§ **EXERCISE INSTRUCTIONS**
• A. List each line of code that the diff removes, meaning every line marked with a single leading minus sign.
• B. Reproduce the portion of the diff between "Grad of grad" and "maxout, gz], [x.type()])", inclusive.

§ **DOCUMENT SECTION**
········

Grad of grad (with tests)

a6388954 · sebastien-j · 85f08bfd · a6388954 · a6388954
--- a/theano/tensor/signal/downsample.py
+++ b/theano/tensor/signal/downsample.py
@@ -624,8 +624,6 @@ class MaxPoolGrad(PoolGrad):
        return Apply(self, [x, maxout, gz], [x.type()])

    def perform(self, node, inp, out):
-        if self.mode not in ('max', 'sum') and self.padding != (0, 0):
-            raise NotImplementedError()
        x, maxout, gz = inp
        gx_stg, = out
        # number of pooling output rows
@@ -638,8 +636,6 @@ class MaxPoolGrad(PoolGrad):
        pad_w = self.padding[1]
        img_rows = x.shape[-2] + 2 * pad_h
        img_cols = x.shape[-1] + 2 * pad_w
-        inc_pad = self.mode == 'average_inc_pad'
-        sum_mode = self.mode == 'sum'

        # pad the image
        if self.padding != (0, 0):
@@ -676,8 +672,6 @@ class MaxPoolGrad(PoolGrad):
                    st=self.st, padding=self.padding)(x, maxout, ggx)]

    def c_code(self, node, name, inp, out, sub):
-        if self.mode != 'max':
-            raise theano.gof.utils.MethodNotDefined()

········

§ **MATERIAL PROVIDED**
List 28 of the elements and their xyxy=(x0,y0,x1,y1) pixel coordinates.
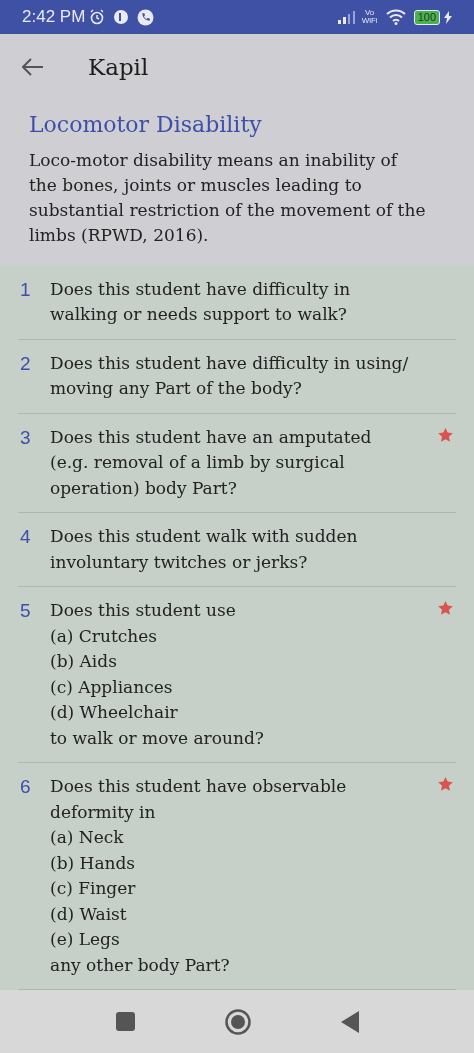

········

§ **THE SOLUTIONS**
• A.
- if self.mode not in ('max', 'sum') and self.padding != (0, 0):
- raise NotImplementedError()
- inc_pad = self.mode == 'average_inc_pad'
- sum_mode = self.mode == 'sum'
- if self.mode != 'max':
- raise theano.gof.utils.MethodNotDefined()

• B.
Grad of grad (with tests)

a6388954 · sebastien-j · 85f08bfd · a6388954 · a6388954
--- a/theano/tensor/signal/downsample.py
+++ b/theano/tensor/signal/downsample.py
@@ -624,8 +624,6 @@ class MaxPoolGrad(PoolGrad):
        return Apply(self, [x, maxout, gz], [x.type()])